## TASK INSTRUCTIONS
Look through the records below and collect all lines that hold the string "Acceptance".

## DATASET EXCERPTS
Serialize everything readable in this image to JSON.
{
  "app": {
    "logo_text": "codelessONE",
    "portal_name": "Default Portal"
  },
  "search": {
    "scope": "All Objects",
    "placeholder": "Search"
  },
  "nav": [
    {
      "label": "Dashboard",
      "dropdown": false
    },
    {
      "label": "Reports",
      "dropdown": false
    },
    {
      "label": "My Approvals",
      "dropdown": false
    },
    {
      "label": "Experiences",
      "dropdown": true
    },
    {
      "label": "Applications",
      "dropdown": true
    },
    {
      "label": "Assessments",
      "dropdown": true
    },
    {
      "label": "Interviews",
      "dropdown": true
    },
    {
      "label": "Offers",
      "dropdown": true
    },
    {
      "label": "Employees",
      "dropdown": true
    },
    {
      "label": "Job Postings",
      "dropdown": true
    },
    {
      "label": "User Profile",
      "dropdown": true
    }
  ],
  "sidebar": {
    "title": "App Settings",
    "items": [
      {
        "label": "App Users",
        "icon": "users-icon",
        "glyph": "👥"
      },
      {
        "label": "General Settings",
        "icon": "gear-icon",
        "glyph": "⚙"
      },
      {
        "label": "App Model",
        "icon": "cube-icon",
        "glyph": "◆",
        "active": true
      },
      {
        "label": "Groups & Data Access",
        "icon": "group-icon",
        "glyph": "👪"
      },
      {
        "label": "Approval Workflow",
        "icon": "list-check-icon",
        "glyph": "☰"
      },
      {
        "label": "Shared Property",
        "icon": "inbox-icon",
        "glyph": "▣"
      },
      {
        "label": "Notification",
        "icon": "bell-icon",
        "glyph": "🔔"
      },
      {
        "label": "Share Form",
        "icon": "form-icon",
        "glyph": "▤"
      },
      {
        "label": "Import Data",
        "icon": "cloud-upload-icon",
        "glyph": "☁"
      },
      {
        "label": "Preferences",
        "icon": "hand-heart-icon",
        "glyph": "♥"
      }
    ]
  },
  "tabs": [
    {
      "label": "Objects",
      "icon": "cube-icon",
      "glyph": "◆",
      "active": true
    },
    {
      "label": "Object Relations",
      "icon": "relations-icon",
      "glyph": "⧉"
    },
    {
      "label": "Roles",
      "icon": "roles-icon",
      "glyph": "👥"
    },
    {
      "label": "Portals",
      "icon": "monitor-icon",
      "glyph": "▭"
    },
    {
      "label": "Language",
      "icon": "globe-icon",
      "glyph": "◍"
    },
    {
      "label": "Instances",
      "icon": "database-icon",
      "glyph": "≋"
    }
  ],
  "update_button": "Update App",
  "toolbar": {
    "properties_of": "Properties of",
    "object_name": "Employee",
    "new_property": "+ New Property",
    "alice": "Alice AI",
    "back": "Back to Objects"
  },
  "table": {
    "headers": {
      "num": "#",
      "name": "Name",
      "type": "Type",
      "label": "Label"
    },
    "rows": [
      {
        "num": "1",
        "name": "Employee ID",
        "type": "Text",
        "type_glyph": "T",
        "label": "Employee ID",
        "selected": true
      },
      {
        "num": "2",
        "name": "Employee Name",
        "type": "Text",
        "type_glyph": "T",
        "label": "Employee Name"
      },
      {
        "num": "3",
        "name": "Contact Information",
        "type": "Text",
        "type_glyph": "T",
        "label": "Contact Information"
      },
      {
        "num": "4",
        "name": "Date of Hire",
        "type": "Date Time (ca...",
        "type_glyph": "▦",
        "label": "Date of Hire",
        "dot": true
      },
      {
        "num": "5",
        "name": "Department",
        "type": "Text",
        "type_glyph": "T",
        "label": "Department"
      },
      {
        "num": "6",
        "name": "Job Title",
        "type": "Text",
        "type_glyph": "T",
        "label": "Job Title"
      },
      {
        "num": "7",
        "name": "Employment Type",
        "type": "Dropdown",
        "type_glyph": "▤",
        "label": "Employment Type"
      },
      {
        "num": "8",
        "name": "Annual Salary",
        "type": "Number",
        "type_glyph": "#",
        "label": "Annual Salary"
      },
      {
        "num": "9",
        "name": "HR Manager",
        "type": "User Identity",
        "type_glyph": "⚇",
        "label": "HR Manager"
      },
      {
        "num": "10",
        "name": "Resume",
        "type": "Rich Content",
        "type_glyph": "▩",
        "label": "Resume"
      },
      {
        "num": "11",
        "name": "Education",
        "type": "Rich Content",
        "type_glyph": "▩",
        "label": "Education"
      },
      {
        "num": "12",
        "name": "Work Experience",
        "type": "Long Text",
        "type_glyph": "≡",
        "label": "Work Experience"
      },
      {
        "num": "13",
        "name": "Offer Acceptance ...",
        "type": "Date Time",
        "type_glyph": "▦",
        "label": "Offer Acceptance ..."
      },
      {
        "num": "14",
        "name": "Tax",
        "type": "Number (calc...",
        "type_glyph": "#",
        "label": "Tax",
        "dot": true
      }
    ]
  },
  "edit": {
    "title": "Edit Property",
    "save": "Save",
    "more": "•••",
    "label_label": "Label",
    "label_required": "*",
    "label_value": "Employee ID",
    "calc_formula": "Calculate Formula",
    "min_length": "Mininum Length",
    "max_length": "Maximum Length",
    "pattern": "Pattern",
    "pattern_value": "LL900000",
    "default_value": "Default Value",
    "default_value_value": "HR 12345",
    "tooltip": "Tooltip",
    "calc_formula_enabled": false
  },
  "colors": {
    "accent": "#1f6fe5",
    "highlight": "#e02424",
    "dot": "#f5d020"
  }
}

## ANSWER TO THIS TASK
        "name": "Offer Acceptance ...",
        "label": "Offer Acceptance ..."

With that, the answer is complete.